Exercise: Output nothing but the number of lines that include the word "január".
= = =
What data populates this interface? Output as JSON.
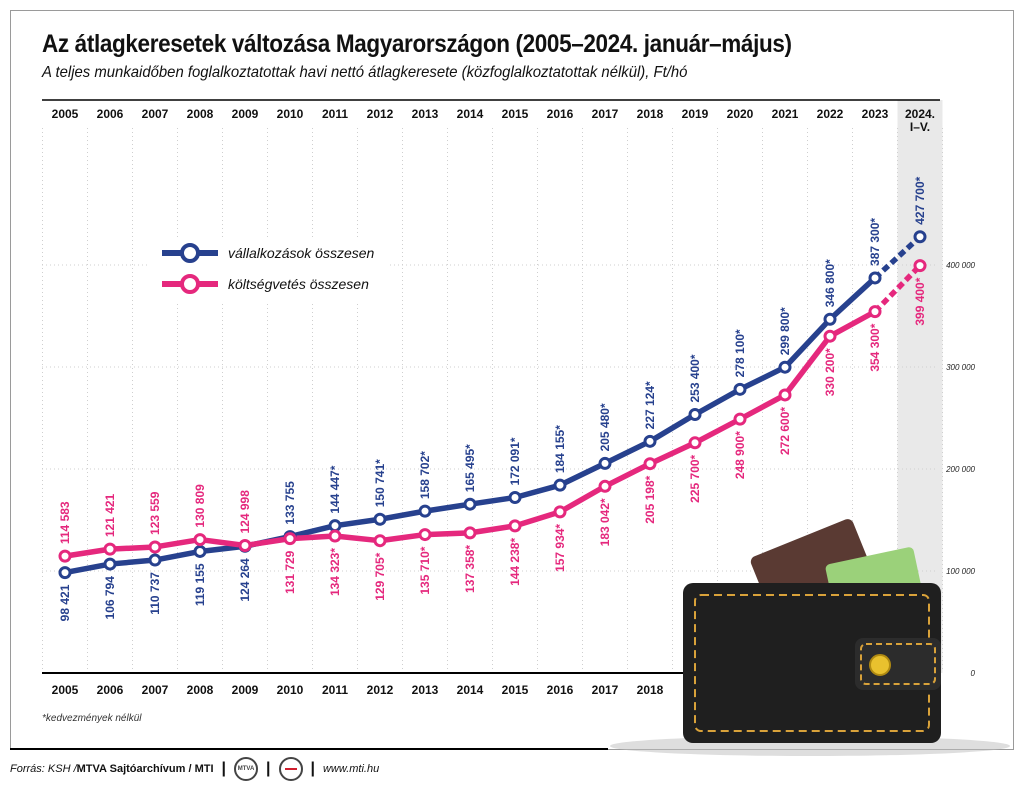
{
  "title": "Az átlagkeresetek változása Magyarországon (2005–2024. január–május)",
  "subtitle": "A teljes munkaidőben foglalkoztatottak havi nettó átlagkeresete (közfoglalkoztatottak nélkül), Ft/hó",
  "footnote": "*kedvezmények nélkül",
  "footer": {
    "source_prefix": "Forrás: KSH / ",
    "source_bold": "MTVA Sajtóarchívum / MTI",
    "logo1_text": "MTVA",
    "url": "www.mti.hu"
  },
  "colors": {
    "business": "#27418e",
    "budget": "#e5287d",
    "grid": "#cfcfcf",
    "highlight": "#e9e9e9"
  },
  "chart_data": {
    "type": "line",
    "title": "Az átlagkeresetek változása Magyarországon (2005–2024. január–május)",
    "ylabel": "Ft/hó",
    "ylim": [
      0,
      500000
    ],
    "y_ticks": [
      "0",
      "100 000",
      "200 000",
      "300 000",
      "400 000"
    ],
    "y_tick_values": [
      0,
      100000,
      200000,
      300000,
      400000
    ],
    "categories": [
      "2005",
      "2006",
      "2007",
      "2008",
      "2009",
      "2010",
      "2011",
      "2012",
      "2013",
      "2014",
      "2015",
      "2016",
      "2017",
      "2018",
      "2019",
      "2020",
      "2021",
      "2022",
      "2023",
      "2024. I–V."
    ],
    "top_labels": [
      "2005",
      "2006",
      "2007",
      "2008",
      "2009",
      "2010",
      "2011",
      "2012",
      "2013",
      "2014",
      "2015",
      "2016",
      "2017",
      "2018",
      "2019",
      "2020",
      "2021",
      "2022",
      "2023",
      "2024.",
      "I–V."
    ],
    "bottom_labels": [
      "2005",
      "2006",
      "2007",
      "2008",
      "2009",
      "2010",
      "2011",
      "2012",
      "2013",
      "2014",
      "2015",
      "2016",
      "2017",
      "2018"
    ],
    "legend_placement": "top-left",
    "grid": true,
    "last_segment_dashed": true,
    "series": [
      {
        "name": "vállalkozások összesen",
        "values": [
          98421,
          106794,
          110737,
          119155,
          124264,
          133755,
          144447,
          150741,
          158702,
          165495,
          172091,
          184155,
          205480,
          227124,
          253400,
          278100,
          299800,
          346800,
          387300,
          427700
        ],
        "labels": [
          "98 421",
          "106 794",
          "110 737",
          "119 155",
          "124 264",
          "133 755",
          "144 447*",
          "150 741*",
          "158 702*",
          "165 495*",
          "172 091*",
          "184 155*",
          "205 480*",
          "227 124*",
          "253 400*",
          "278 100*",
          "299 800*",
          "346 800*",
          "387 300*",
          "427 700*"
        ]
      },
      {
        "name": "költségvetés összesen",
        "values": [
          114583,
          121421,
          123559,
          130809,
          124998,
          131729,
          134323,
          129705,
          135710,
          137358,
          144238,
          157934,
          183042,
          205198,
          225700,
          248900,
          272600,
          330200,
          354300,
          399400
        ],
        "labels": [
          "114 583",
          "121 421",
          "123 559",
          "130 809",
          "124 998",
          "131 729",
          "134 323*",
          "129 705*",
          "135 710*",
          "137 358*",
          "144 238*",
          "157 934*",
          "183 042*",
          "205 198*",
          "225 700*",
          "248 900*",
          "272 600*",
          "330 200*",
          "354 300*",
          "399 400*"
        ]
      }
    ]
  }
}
= = =
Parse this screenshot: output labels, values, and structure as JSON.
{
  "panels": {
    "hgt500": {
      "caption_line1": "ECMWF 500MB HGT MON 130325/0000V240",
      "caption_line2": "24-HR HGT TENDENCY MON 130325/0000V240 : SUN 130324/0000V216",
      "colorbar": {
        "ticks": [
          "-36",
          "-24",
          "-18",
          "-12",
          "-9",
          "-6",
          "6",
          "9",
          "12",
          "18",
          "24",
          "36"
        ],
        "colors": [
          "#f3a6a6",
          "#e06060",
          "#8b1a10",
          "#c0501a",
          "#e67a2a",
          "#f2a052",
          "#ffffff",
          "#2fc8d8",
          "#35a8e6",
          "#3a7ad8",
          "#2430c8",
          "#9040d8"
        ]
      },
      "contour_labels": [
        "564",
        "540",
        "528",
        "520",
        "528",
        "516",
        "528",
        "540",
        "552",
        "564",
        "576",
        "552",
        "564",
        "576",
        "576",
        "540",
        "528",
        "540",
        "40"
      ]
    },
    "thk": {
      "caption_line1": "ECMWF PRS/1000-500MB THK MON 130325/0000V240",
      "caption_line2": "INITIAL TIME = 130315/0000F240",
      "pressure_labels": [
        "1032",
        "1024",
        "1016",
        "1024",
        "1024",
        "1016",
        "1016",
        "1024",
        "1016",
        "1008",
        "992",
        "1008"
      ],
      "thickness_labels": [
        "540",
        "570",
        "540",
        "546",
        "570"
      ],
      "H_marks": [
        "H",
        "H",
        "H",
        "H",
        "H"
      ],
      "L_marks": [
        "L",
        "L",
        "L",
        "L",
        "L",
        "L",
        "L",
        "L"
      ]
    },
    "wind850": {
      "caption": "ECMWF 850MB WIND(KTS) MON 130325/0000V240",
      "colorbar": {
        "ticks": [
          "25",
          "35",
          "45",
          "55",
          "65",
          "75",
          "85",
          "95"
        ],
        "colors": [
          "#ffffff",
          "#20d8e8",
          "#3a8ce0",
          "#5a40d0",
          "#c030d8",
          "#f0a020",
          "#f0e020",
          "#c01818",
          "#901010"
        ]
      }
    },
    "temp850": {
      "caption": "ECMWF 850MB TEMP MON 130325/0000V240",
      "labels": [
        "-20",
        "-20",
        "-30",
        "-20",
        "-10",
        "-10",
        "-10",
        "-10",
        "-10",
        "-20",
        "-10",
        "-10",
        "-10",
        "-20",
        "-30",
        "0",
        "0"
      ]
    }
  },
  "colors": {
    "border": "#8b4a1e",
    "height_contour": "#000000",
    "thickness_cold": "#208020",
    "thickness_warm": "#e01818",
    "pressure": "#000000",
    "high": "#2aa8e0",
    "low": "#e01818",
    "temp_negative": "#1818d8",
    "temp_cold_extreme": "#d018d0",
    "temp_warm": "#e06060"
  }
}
= = =
Response to the task: 2